Source records:
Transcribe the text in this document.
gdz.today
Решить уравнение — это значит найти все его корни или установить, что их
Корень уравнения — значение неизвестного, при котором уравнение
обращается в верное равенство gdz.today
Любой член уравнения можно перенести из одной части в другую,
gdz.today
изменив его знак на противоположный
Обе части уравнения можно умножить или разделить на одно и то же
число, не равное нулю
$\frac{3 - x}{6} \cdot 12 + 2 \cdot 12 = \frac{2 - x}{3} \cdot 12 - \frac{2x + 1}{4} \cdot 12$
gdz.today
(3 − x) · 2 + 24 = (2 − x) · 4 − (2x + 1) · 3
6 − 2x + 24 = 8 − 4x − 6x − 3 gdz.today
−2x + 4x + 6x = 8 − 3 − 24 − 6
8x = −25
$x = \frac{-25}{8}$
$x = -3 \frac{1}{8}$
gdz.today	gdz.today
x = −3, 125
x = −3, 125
--
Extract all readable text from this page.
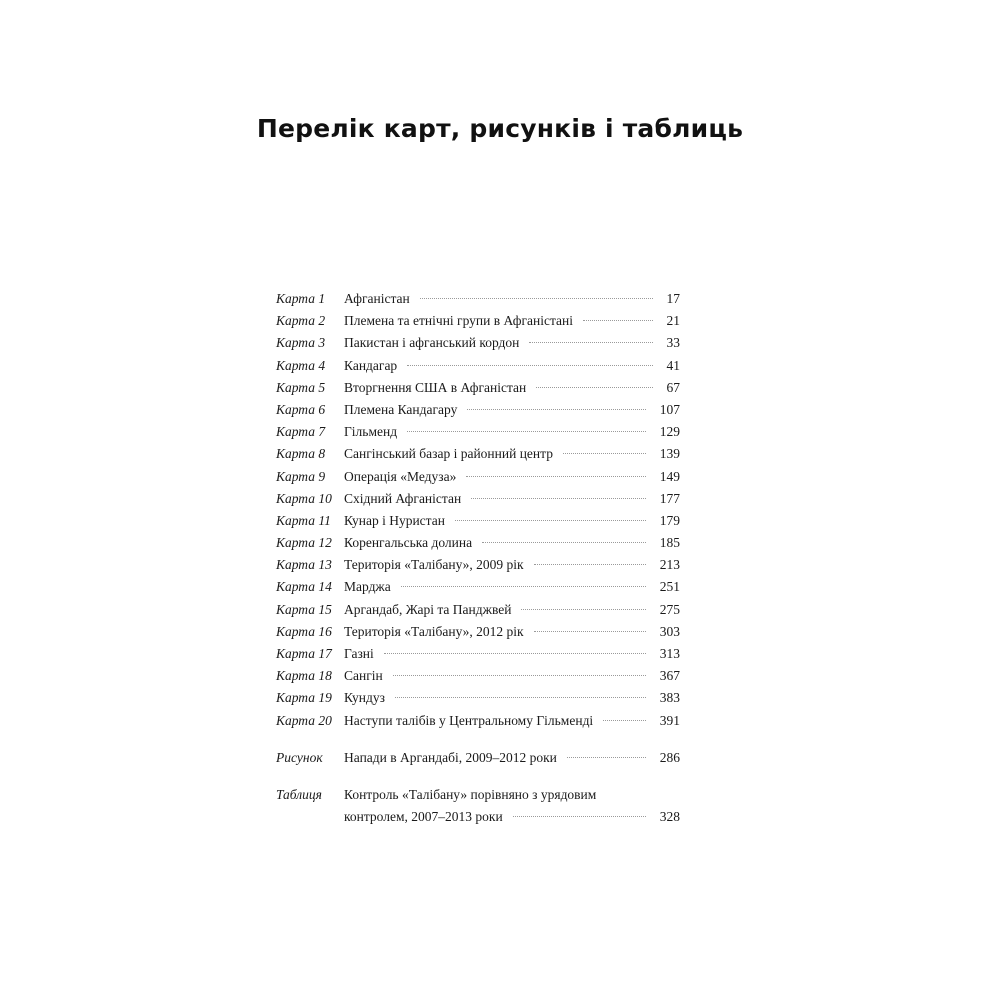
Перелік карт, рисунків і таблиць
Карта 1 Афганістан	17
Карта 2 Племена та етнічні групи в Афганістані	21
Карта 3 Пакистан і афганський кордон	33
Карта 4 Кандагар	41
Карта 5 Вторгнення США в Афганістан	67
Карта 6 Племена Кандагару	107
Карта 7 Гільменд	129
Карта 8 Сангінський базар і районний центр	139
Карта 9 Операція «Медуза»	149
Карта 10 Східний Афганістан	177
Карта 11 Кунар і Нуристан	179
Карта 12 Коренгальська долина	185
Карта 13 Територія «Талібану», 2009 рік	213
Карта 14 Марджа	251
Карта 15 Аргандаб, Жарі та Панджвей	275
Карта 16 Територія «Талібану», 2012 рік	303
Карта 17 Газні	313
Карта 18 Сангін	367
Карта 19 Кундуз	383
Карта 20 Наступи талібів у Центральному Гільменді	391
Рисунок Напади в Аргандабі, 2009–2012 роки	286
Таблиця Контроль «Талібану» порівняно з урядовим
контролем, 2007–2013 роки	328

GIVEN INSTRUCTION – Find "можно". Copy every line it occurs in.

ANSWER IN FULL –
Любой член уравнения можно перенести из одной части в другую,
Обе части уравнения можно умножить или разделить на одно и то же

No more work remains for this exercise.